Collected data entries
>>

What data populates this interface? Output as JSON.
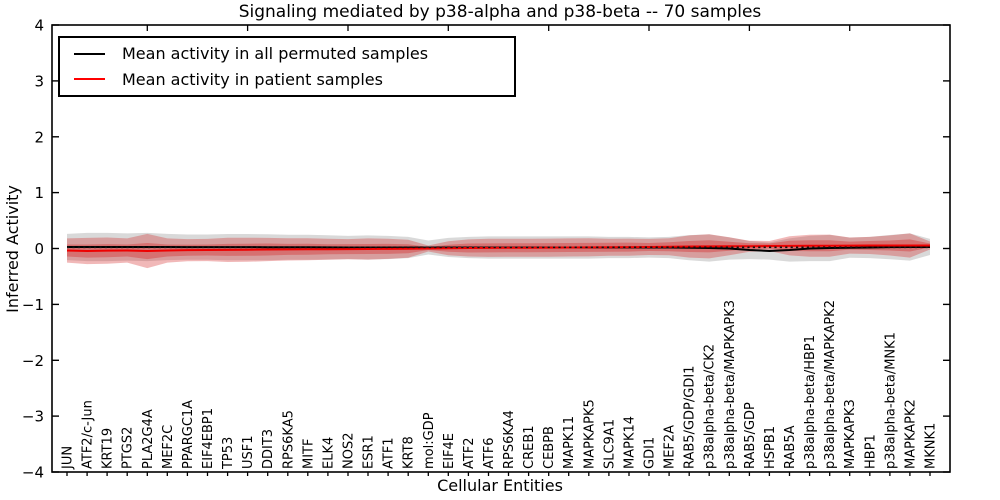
{
  "title": "Signaling mediated by p38-alpha and p38-beta -- 70 samples",
  "legend": {
    "items": [
      {
        "label": "Mean activity in all permuted samples",
        "color": "#000000"
      },
      {
        "label": "Mean activity in patient samples",
        "color": "#ff0000"
      }
    ]
  },
  "chart_data": {
    "type": "line",
    "title": "Signaling mediated by p38-alpha and p38-beta -- 70 samples",
    "xlabel": "Cellular Entities",
    "ylabel": "Inferred Activity",
    "ylim": [
      -4,
      4
    ],
    "yticks": [
      4,
      3,
      2,
      1,
      0,
      -1,
      -2,
      -3,
      -4
    ],
    "grid": false,
    "legend_position": "upper left",
    "categories": [
      "JUN",
      "ATF2/c-Jun",
      "KRT19",
      "PTGS2",
      "PLA2G4A",
      "MEF2C",
      "PPARGC1A",
      "EIF4EBP1",
      "TP53",
      "USF1",
      "DDIT3",
      "RPS6KA5",
      "MITF",
      "ELK4",
      "NOS2",
      "ESR1",
      "ATF1",
      "KRT8",
      "mol:GDP",
      "EIF4E",
      "ATF2",
      "ATF6",
      "RPS6KA4",
      "CREB1",
      "CEBPB",
      "MAPK11",
      "MAPKAPK5",
      "SLC9A1",
      "MAPK14",
      "GDI1",
      "MEF2A",
      "RAB5/GDP/GDI1",
      "p38alpha-beta/CK2",
      "p38alpha-beta/MAPKAPK3",
      "RAB5/GDP",
      "HSPB1",
      "RAB5A",
      "p38alpha-beta/HBP1",
      "p38alpha-beta/MAPKAPK2",
      "MAPKAPK3",
      "HBP1",
      "p38alpha-beta/MNK1",
      "MAPKAPK2",
      "MKNK1"
    ],
    "series": [
      {
        "name": "mean-activity-all-permuted-samples",
        "color": "#000000",
        "line_style": "solid",
        "width": 2,
        "values": [
          0.027,
          0.027,
          0.027,
          0.027,
          0.027,
          0.027,
          0.025,
          0.025,
          0.025,
          0.025,
          0.022,
          0.022,
          0.022,
          0.02,
          0.018,
          0.018,
          0.018,
          0.018,
          0.018,
          0.018,
          0.018,
          0.018,
          0.018,
          0.018,
          0.018,
          0.018,
          0.018,
          0.018,
          0.018,
          0.018,
          0.018,
          0.015,
          0.009,
          0.0,
          -0.027,
          -0.045,
          -0.027,
          0.0,
          0.009,
          0.015,
          0.018,
          0.025,
          0.027,
          0.027
        ]
      },
      {
        "name": "mean-activity-patient-samples",
        "color": "#ee0000",
        "line_style": "solid",
        "width": 2,
        "values": [
          -0.036,
          -0.045,
          -0.038,
          -0.036,
          -0.045,
          -0.036,
          -0.029,
          -0.027,
          -0.025,
          -0.022,
          -0.018,
          -0.016,
          -0.014,
          -0.013,
          -0.011,
          -0.009,
          -0.007,
          -0.004,
          0.0,
          0.005,
          0.009,
          0.011,
          0.013,
          0.014,
          0.016,
          0.018,
          0.02,
          0.022,
          0.025,
          0.027,
          0.031,
          0.036,
          0.038,
          0.04,
          0.041,
          0.045,
          0.047,
          0.049,
          0.05,
          0.052,
          0.054,
          0.054,
          0.054,
          0.054
        ]
      },
      {
        "name": "permuted-median-dotted",
        "color": "#111111",
        "line_style": "dotted",
        "width": 1.6,
        "values": 0.022
      }
    ],
    "bands": [
      {
        "name": "permuted-samples-range",
        "fill": "rgba(130,130,130,0.30)",
        "center_series": 0,
        "half_widths": [
          0.234,
          0.252,
          0.252,
          0.243,
          0.252,
          0.234,
          0.225,
          0.225,
          0.234,
          0.234,
          0.234,
          0.225,
          0.225,
          0.216,
          0.207,
          0.216,
          0.207,
          0.189,
          0.126,
          0.171,
          0.189,
          0.198,
          0.198,
          0.198,
          0.198,
          0.198,
          0.198,
          0.189,
          0.189,
          0.18,
          0.189,
          0.225,
          0.243,
          0.198,
          0.162,
          0.153,
          0.207,
          0.225,
          0.234,
          0.18,
          0.189,
          0.216,
          0.243,
          0.144
        ]
      },
      {
        "name": "patient-samples-range-outer",
        "fill": "rgba(214,39,40,0.33)",
        "center_series": 1,
        "half_widths": [
          0.216,
          0.234,
          0.234,
          0.216,
          0.306,
          0.216,
          0.198,
          0.198,
          0.216,
          0.216,
          0.207,
          0.198,
          0.198,
          0.189,
          0.18,
          0.189,
          0.18,
          0.162,
          0.054,
          0.126,
          0.153,
          0.162,
          0.162,
          0.162,
          0.162,
          0.162,
          0.162,
          0.153,
          0.153,
          0.144,
          0.153,
          0.198,
          0.216,
          0.162,
          0.099,
          0.09,
          0.171,
          0.198,
          0.198,
          0.144,
          0.153,
          0.18,
          0.216,
          0.072
        ]
      },
      {
        "name": "patient-samples-range-inner",
        "fill": "rgba(214,39,40,0.38)",
        "center_series": 1,
        "half_widths": [
          0.108,
          0.117,
          0.117,
          0.108,
          0.144,
          0.108,
          0.099,
          0.099,
          0.108,
          0.108,
          0.108,
          0.099,
          0.099,
          0.09,
          0.09,
          0.09,
          0.09,
          0.081,
          0.027,
          0.063,
          0.081,
          0.081,
          0.081,
          0.081,
          0.081,
          0.081,
          0.081,
          0.081,
          0.081,
          0.072,
          0.081,
          0.099,
          0.108,
          0.081,
          0.054,
          0.045,
          0.09,
          0.099,
          0.099,
          0.072,
          0.081,
          0.09,
          0.108,
          0.036
        ]
      }
    ]
  }
}
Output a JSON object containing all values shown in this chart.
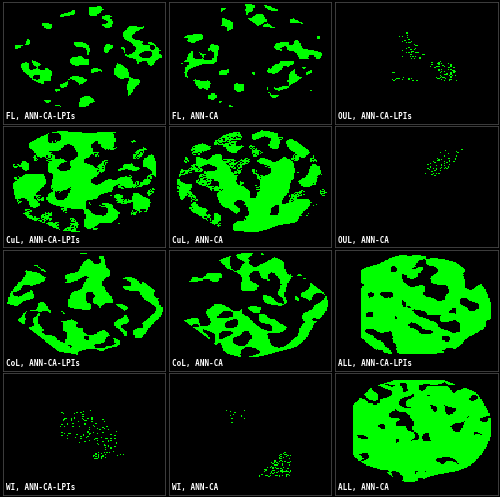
{
  "nrows": 4,
  "ncols": 3,
  "figsize": [
    5.0,
    4.97
  ],
  "dpi": 100,
  "bg_color": "#000000",
  "green_color": [
    0,
    255,
    0
  ],
  "label_color": "#ffffff",
  "label_fontsize": 5.5,
  "subplot_labels": [
    [
      "FL, ANN-CA-LPIs",
      "FL, ANN-CA",
      "OUL, ANN-CA-LPIs"
    ],
    [
      "CuL, ANN-CA-LPIs",
      "CuL, ANN-CA",
      "OUL, ANN-CA"
    ],
    [
      "CoL, ANN-CA-LPIs",
      "CoL, ANN-CA",
      "ALL, ANN-CA-LPIs"
    ],
    [
      "WI, ANN-CA-LPIs",
      "WI, ANN-CA",
      "ALL, ANN-CA"
    ]
  ],
  "img_size": 120,
  "wspace": 0.02,
  "hspace": 0.02
}
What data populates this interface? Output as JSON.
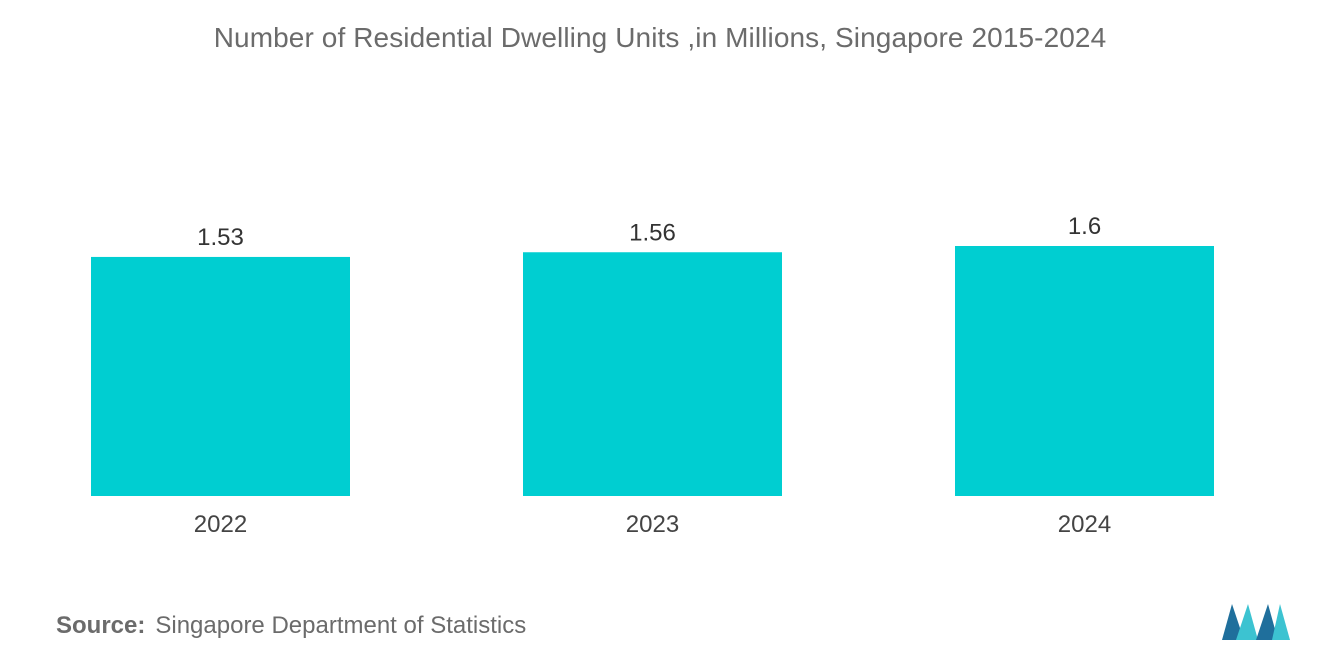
{
  "title": "Number of Residential Dwelling Units ,in Millions, Singapore 2015-2024",
  "source": {
    "label": "Source:",
    "text": "Singapore Department of Statistics"
  },
  "colors": {
    "bar": "#00CED1",
    "text": "#6b6b6b",
    "logo_dark": "#1f6f9c",
    "logo_light": "#3cc3d1"
  },
  "chart_data": {
    "type": "bar",
    "title": "Number of Residential Dwelling Units ,in Millions, Singapore 2015-2024",
    "categories": [
      "2022",
      "2023",
      "2024"
    ],
    "values": [
      1.53,
      1.56,
      1.6
    ],
    "value_labels": [
      "1.53",
      "1.56",
      "1.6"
    ],
    "xlabel": "",
    "ylabel": "",
    "ylim": [
      0,
      1.6
    ],
    "grid": false,
    "legend": "none"
  }
}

<<

-- Problem statement --
Select and copy each line from the data that includes the word "beta".

-- Output for this exercise --
  "title": "Signaling mediated by p38-alpha and p38-beta -- 70 samples",
    "title": "Signaling mediated by p38-alpha and p38-beta -- 70 samples",
      "p38alpha-beta/CK2",
      "p38alpha-beta/MAPKAPK3",
      "p38alpha-beta/HBP1",
      "p38alpha-beta/MAPKAPK2",
      "p38alpha-beta/MNK1",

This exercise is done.